## Stated task
Tally the lines in these records that hold the string "each", and reply with the number alone.

## Dataset
####

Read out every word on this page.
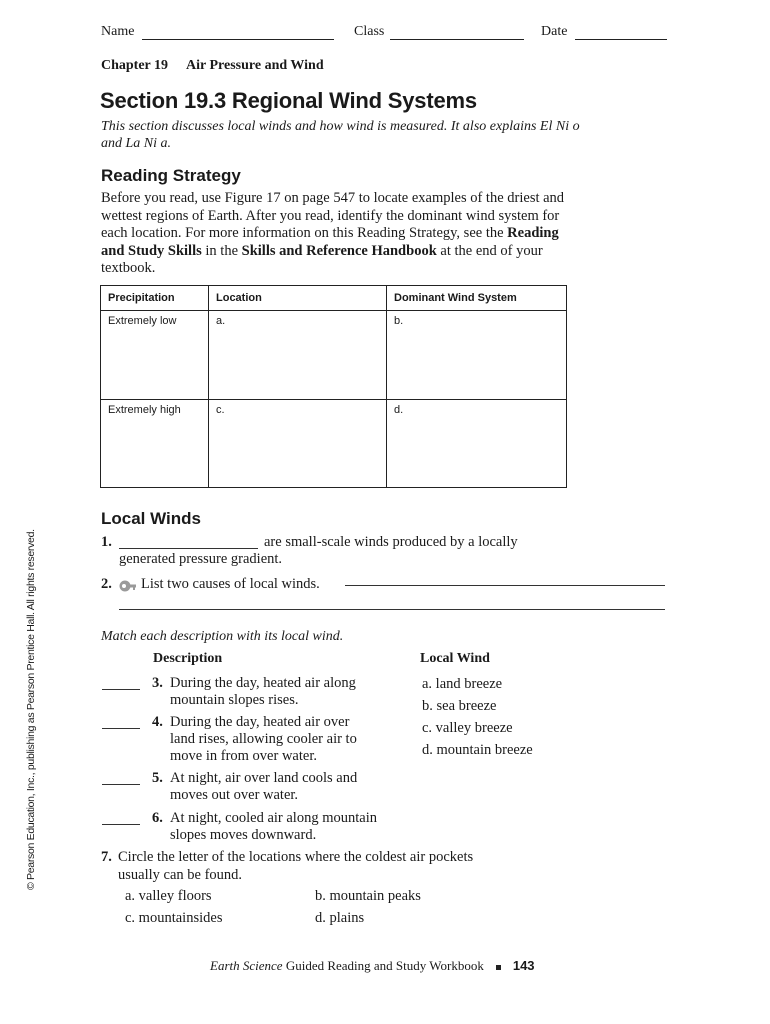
Name	Class	Date
Chapter 19 Air Pressure and Wind
Section 19.3 Regional Wind Systems
This section discusses local winds and how wind is measured. It also explains El Ni o and La Ni a.
Reading Strategy
Before you read, use Figure 17 on page 547 to locate examples of the driest and wettest regions of Earth. After you read, identify the dominant wind system for each location. For more information on this Reading Strategy, see the Reading and Study Skills in the Skills and Reference Handbook at the end of your textbook.
Precipitation	Location	Dominant Wind System
Extremely low	a.	b.
Extremely high	c.	d.
Local Winds
1.	are small-scale winds produced by a locally
generated pressure gradient.
2. List two causes of local winds.
Match each description with its local wind.
Description	Local Wind
3. During the day, heated air along
mountain slopes rises.
4. During the day, heated air over
land rises, allowing cooler air to
move in from over water.
5. At night, air over land cools and
moves out over water.
6. At night, cooled air along mountain
slopes moves downward.
a. land breeze
b. sea breeze
c. valley breeze
d. mountain breeze
7. Circle the letter of the locations where the coldest air pockets
usually can be found.
a. valley floors	b. mountain peaks
c. mountainsides	d. plains
© Pearson Education, Inc., publishing as Pearson Prentice Hall. All rights reserved.
Earth Science Guided Reading and Study Workbook 143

####

## Output of the exercise
2